═════ Listed entries
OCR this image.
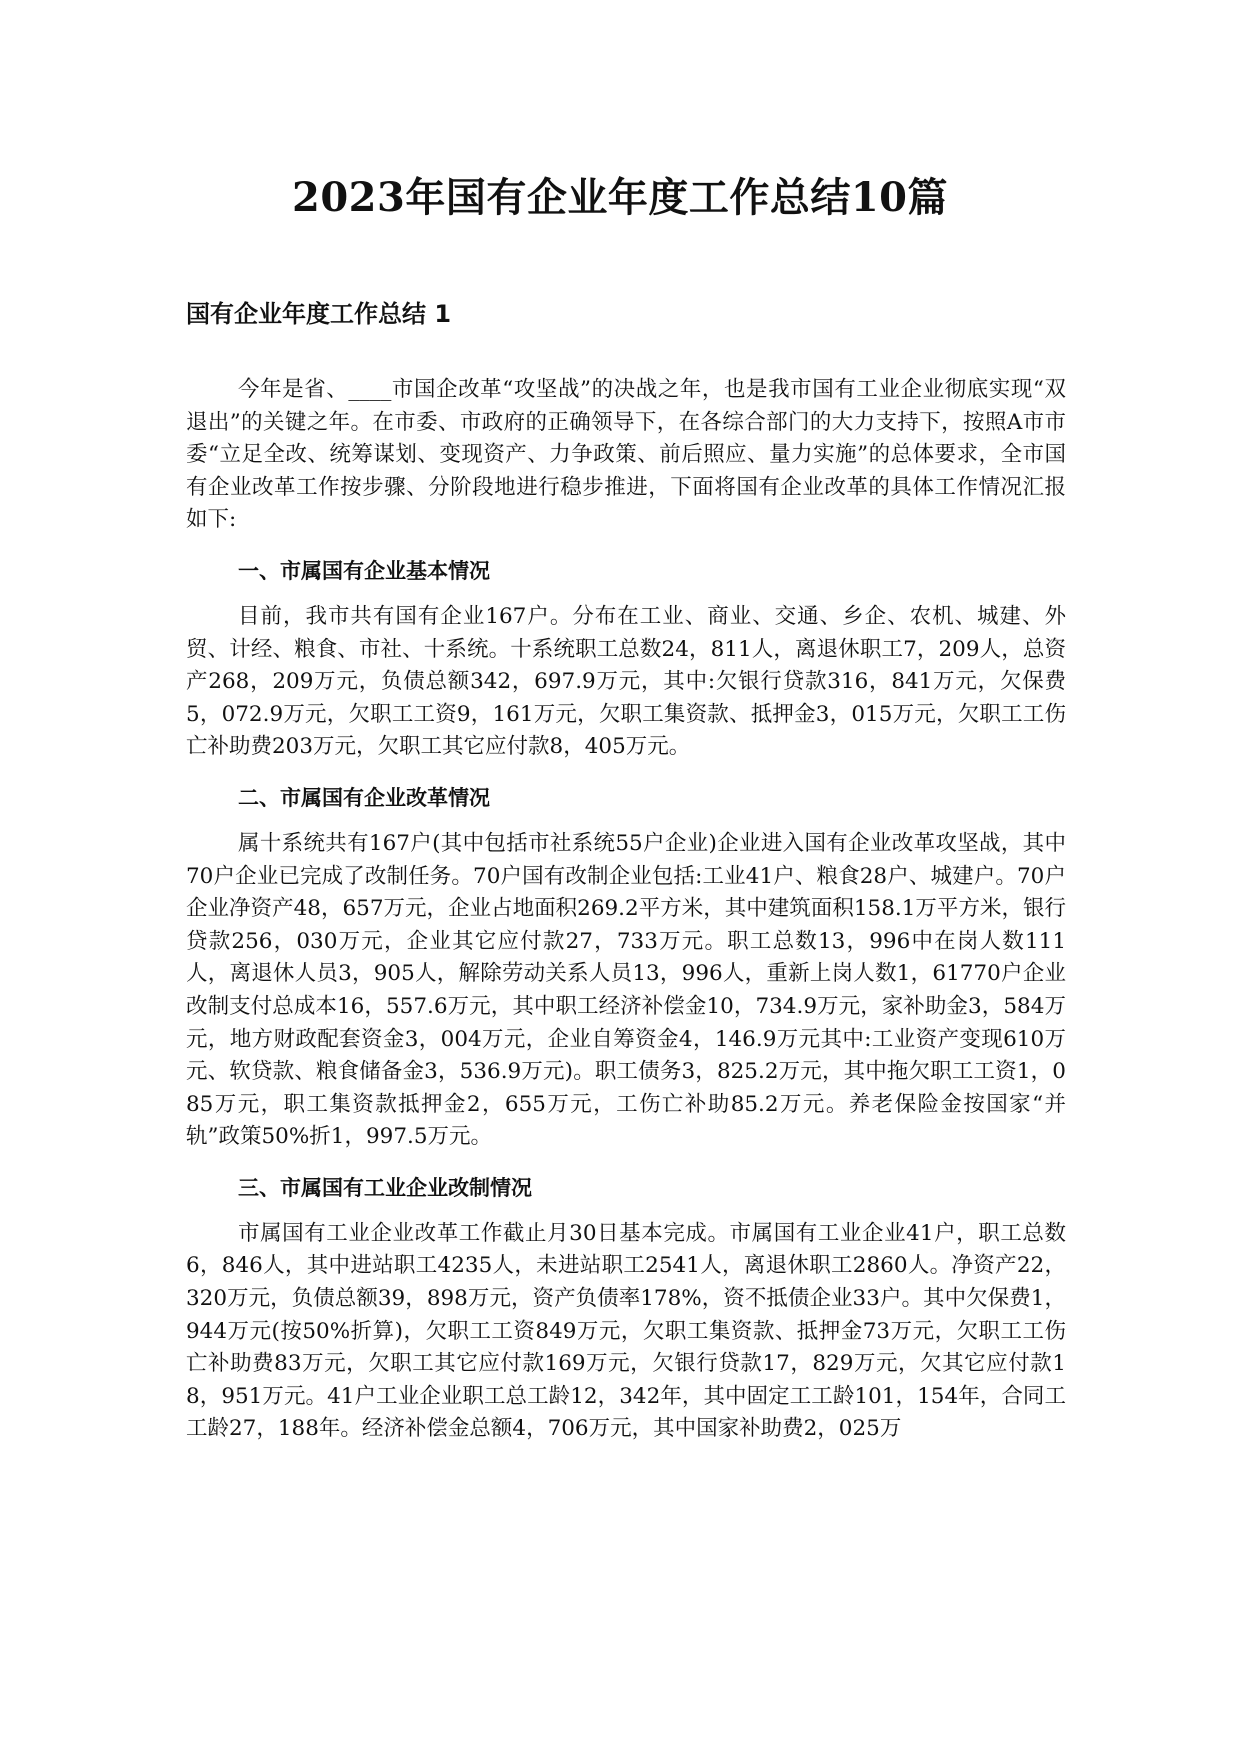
2023年国有企业年度工作总结10篇
国有企业年度工作总结 1

今年是省、____市国企改革“攻坚战”的决战之年，也是我市国有工业企业彻底实现“双退出”的关键之年。在市委、市政府的正确领导下，在各综合部门的大力支持下，按照A市市委“立足全改、统筹谋划、变现资产、力争政策、前后照应、量力实施”的总体要求，全市国有企业改革工作按步骤、分阶段地进行稳步推进，下面将国有企业改革的具体工作情况汇报如下:

一、市属国有企业基本情况

目前，我市共有国有企业167户。分布在工业、商业、交通、乡企、农机、城建、外贸、计经、粮食、市社、十系统。十系统职工总数24，811人，离退休职工7，209人，总资产268，209万元，负债总额342，697.9万元，其中:欠银行贷款316，841万元，欠保费5，072.9万元，欠职工工资9，161万元，欠职工集资款、抵押金3，015万元，欠职工工伤亡补助费203万元，欠职工其它应付款8，405万元。

二、市属国有企业改革情况

属十系统共有167户(其中包括市社系统55户企业)企业进入国有企业改革攻坚战，其中70户企业已完成了改制任务。70户国有改制企业包括:工业41户、粮食28户、城建户。70户企业净资产48，657万元，企业占地面积269.2平方米，其中建筑面积158.1万平方米，银行贷款256，030万元，企业其它应付款27，733万元。职工总数13，996中在岗人数111人，离退休人员3，905人，解除劳动关系人员13，996人，重新上岗人数1，61770户企业改制支付总成本16，557.6万元，其中职工经济补偿金10，734.9万元，家补助金3，584万元，地方财政配套资金3，004万元，企业自筹资金4，146.9万元其中:工业资产变现610万元、软贷款、粮食储备金3，536.9万元)。职工债务3，825.2万元，其中拖欠职工工资1，085万元，职工集资款抵押金2，655万元，工伤亡补助85.2万元。养老保险金按国家“并轨”政策50%折1，997.5万元。

三、市属国有工业企业改制情况

市属国有工业企业改革工作截止月30日基本完成。市属国有工业企业41户，职工总数6，846人，其中进站职工4235人，未进站职工2541人，离退休职工2860人。净资产22，320万元，负债总额39，898万元，资产负债率178%，资不抵债企业33户。其中欠保费1，944万元(按50%折算)，欠职工工资849万元，欠职工集资款、抵押金73万元，欠职工工伤亡补助费83万元，欠职工其它应付款169万元，欠银行贷款17，829万元，欠其它应付款18，951万元。41户工业企业职工总工龄12，342年，其中固定工工龄101，154年，合同工工龄27，188年。经济补偿金总额4，706万元，其中国家补助费2，025万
══════════
Exercise: All records above are to be printed exactly, minus the pictures they contain.

Result of this exercise:
OCR this image.
2023年国有企业年度工作总结10篇
国有企业年度工作总结 1

今年是省、____市国企改革“攻坚战”的决战之年，也是我市国有工业企业彻底实现“双退出”的关键之年。在市委、市政府的正确领导下，在各综合部门的大力支持下，按照A市市委“立足全改、统筹谋划、变现资产、力争政策、前后照应、量力实施”的总体要求，全市国有企业改革工作按步骤、分阶段地进行稳步推进，下面将国有企业改革的具体工作情况汇报如下:

一、市属国有企业基本情况

目前，我市共有国有企业167户。分布在工业、商业、交通、乡企、农机、城建、外贸、计经、粮食、市社、十系统。十系统职工总数24，811人，离退休职工7，209人，总资产268，209万元，负债总额342，697.9万元，其中:欠银行贷款316，841万元，欠保费5，072.9万元，欠职工工资9，161万元，欠职工集资款、抵押金3，015万元，欠职工工伤亡补助费203万元，欠职工其它应付款8，405万元。

二、市属国有企业改革情况

属十系统共有167户(其中包括市社系统55户企业)企业进入国有企业改革攻坚战，其中70户企业已完成了改制任务。70户国有改制企业包括:工业41户、粮食28户、城建户。70户企业净资产48，657万元，企业占地面积269.2平方米，其中建筑面积158.1万平方米，银行贷款256，030万元，企业其它应付款27，733万元。职工总数13，996中在岗人数111人，离退休人员3，905人，解除劳动关系人员13，996人，重新上岗人数1，61770户企业改制支付总成本16，557.6万元，其中职工经济补偿金10，734.9万元，家补助金3，584万元，地方财政配套资金3，004万元，企业自筹资金4，146.9万元其中:工业资产变现610万元、软贷款、粮食储备金3，536.9万元)。职工债务3，825.2万元，其中拖欠职工工资1，085万元，职工集资款抵押金2，655万元，工伤亡补助85.2万元。养老保险金按国家“并轨”政策50%折1，997.5万元。

三、市属国有工业企业改制情况

市属国有工业企业改革工作截止月30日基本完成。市属国有工业企业41户，职工总数6，846人，其中进站职工4235人，未进站职工2541人，离退休职工2860人。净资产22，320万元，负债总额39，898万元，资产负债率178%，资不抵债企业33户。其中欠保费1，944万元(按50%折算)，欠职工工资849万元，欠职工集资款、抵押金73万元，欠职工工伤亡补助费83万元，欠职工其它应付款169万元，欠银行贷款17，829万元，欠其它应付款18，951万元。41户工业企业职工总工龄12，342年，其中固定工工龄101，154年，合同工工龄27，188年。经济补偿金总额4，706万元，其中国家补助费2，025万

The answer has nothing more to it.